* **Objective**
Print all of the data exactly.

* **Extracted material**

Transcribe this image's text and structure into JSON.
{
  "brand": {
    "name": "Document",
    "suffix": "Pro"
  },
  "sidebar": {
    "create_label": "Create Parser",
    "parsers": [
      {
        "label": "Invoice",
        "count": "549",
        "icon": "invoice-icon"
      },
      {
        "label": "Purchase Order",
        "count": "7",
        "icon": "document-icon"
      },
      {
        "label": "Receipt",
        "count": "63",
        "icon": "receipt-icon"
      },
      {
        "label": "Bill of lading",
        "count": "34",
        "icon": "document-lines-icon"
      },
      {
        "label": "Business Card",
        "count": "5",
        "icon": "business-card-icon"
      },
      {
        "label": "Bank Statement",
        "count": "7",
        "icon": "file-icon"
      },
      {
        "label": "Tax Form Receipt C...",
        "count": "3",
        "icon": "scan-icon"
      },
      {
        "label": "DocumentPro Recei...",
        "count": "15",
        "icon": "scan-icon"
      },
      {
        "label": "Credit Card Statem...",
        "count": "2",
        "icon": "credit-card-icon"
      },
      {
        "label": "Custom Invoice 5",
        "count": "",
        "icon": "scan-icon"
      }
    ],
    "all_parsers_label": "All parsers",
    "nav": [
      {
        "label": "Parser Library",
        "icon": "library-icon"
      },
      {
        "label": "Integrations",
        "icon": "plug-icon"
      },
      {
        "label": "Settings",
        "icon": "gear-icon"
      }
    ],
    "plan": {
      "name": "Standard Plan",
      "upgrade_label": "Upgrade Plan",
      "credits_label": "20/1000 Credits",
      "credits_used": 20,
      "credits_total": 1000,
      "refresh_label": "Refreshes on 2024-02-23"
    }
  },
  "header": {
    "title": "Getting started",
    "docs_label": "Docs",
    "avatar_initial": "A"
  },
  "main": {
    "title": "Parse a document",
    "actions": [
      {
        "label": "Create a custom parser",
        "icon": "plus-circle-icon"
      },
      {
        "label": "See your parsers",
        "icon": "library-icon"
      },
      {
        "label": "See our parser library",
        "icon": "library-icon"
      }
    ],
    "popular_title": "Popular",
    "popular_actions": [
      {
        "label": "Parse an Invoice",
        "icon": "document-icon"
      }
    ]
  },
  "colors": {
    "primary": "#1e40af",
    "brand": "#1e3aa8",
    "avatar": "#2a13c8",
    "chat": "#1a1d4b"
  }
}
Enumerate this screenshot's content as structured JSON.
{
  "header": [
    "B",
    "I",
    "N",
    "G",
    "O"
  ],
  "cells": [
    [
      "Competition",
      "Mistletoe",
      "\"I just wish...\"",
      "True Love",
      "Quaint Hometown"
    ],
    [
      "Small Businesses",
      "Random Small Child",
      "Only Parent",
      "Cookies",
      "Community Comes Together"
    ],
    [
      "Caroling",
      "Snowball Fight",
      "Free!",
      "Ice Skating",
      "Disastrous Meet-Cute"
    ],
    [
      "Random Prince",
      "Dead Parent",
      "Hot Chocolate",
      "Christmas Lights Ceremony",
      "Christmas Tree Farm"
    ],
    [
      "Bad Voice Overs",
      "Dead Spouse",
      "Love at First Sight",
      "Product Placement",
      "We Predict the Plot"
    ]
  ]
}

* **Exercise result**
Transcribe this image's text and structure into JSON.
{
  "brand": {
    "name": "Document",
    "suffix": "Pro"
  },
  "sidebar": {
    "create_label": "Create Parser",
    "parsers": [
      {
        "label": "Invoice",
        "count": "549",
        "icon": "invoice-icon"
      },
      {
        "label": "Purchase Order",
        "count": "7",
        "icon": "document-icon"
      },
      {
        "label": "Receipt",
        "count": "63",
        "icon": "receipt-icon"
      },
      {
        "label": "Bill of lading",
        "count": "34",
        "icon": "document-lines-icon"
      },
      {
        "label": "Business Card",
        "count": "5",
        "icon": "business-card-icon"
      },
      {
        "label": "Bank Statement",
        "count": "7",
        "icon": "file-icon"
      },
      {
        "label": "Tax Form Receipt C...",
        "count": "3",
        "icon": "scan-icon"
      },
      {
        "label": "DocumentPro Recei...",
        "count": "15",
        "icon": "scan-icon"
      },
      {
        "label": "Credit Card Statem...",
        "count": "2",
        "icon": "credit-card-icon"
      },
      {
        "label": "Custom Invoice 5",
        "count": "",
        "icon": "scan-icon"
      }
    ],
    "all_parsers_label": "All parsers",
    "nav": [
      {
        "label": "Parser Library",
        "icon": "library-icon"
      },
      {
        "label": "Integrations",
        "icon": "plug-icon"
      },
      {
        "label": "Settings",
        "icon": "gear-icon"
      }
    ],
    "plan": {
      "name": "Standard Plan",
      "upgrade_label": "Upgrade Plan",
      "credits_label": "20/1000 Credits",
      "credits_used": 20,
      "credits_total": 1000,
      "refresh_label": "Refreshes on 2024-02-23"
    }
  },
  "header": {
    "title": "Getting started",
    "docs_label": "Docs",
    "avatar_initial": "A"
  },
  "main": {
    "title": "Parse a document",
    "actions": [
      {
        "label": "Create a custom parser",
        "icon": "plus-circle-icon"
      },
      {
        "label": "See your parsers",
        "icon": "library-icon"
      },
      {
        "label": "See our parser library",
        "icon": "library-icon"
      }
    ],
    "popular_title": "Popular",
    "popular_actions": [
      {
        "label": "Parse an Invoice",
        "icon": "document-icon"
      }
    ]
  },
  "colors": {
    "primary": "#1e40af",
    "brand": "#1e3aa8",
    "avatar": "#2a13c8",
    "chat": "#1a1d4b"
  }
}
Enumerate this screenshot's content as structured JSON.
{
  "header": [
    "B",
    "I",
    "N",
    "G",
    "O"
  ],
  "cells": [
    [
      "Competition",
      "Mistletoe",
      "\"I just wish...\"",
      "True Love",
      "Quaint Hometown"
    ],
    [
      "Small Businesses",
      "Random Small Child",
      "Only Parent",
      "Cookies",
      "Community Comes Together"
    ],
    [
      "Caroling",
      "Snowball Fight",
      "Free!",
      "Ice Skating",
      "Disastrous Meet-Cute"
    ],
    [
      "Random Prince",
      "Dead Parent",
      "Hot Chocolate",
      "Christmas Lights Ceremony",
      "Christmas Tree Farm"
    ],
    [
      "Bad Voice Overs",
      "Dead Spouse",
      "Love at First Sight",
      "Product Placement",
      "We Predict the Plot"
    ]
  ]
}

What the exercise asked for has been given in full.